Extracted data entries
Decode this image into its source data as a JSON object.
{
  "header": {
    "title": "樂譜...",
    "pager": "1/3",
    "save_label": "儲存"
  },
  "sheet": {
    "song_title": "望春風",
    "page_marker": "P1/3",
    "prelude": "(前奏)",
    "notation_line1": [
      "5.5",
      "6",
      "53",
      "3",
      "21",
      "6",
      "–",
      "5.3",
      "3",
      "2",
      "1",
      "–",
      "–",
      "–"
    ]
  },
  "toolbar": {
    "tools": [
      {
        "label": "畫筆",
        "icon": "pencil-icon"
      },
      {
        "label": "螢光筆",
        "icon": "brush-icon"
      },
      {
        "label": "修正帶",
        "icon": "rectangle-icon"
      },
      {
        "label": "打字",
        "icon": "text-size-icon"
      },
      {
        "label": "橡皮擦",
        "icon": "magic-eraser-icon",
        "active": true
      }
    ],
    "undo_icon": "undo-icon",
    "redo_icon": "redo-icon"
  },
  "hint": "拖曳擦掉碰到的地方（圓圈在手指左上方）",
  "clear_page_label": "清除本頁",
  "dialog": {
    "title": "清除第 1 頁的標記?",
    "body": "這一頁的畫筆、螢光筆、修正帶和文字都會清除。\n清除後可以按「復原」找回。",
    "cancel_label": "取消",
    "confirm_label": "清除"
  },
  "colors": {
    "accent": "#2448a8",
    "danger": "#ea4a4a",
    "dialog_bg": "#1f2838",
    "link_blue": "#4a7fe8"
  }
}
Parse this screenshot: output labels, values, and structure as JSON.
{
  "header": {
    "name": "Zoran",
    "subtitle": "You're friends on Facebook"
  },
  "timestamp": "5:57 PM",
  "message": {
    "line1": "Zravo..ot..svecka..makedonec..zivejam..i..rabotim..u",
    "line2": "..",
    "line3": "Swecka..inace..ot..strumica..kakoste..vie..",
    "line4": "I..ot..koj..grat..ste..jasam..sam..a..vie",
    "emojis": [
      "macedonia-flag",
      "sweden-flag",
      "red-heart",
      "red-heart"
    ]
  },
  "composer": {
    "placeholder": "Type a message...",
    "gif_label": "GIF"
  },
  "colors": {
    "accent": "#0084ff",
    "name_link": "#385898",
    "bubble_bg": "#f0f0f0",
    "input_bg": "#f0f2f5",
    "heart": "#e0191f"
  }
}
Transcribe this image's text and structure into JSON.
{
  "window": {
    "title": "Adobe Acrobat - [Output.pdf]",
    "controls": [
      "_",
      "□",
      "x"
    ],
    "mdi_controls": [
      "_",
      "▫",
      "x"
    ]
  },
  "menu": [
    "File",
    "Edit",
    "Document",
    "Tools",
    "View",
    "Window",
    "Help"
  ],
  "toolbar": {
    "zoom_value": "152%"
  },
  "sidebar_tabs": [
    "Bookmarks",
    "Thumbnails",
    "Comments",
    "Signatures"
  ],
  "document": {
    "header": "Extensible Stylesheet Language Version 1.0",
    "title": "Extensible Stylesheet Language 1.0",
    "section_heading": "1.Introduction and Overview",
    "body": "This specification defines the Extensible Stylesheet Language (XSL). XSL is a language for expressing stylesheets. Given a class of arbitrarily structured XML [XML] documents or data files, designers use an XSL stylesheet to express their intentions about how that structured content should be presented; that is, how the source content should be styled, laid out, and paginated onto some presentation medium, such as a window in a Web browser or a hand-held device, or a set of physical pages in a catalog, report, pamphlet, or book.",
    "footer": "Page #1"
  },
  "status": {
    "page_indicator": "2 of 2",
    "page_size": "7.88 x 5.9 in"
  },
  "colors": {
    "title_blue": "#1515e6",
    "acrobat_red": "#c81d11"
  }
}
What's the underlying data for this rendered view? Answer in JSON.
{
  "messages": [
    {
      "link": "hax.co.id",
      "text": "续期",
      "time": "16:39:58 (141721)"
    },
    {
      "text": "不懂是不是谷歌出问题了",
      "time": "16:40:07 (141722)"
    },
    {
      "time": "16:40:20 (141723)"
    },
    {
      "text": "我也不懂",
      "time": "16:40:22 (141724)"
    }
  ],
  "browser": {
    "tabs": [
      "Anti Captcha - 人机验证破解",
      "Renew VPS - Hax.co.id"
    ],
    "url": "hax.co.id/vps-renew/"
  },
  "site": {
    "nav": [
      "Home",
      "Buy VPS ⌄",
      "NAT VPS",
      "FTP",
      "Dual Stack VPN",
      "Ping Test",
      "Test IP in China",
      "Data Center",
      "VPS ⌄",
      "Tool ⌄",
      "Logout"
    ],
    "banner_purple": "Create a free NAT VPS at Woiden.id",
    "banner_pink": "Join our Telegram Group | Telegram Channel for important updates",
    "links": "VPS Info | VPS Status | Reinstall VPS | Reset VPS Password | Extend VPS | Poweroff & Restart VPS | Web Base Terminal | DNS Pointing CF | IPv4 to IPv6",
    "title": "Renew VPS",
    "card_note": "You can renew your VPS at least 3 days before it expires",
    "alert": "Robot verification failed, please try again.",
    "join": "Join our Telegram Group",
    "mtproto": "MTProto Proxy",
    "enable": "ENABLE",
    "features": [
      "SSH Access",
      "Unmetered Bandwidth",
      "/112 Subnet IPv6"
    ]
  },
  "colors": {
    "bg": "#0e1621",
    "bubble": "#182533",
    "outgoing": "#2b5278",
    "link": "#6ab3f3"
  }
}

#### Exercise prompt
From the data above, copy each line that has the string "Telegram".

#### Answer for this exercise
    "banner_pink": "Join our Telegram Group | Telegram Channel for important updates",
    "join": "Join our Telegram Group",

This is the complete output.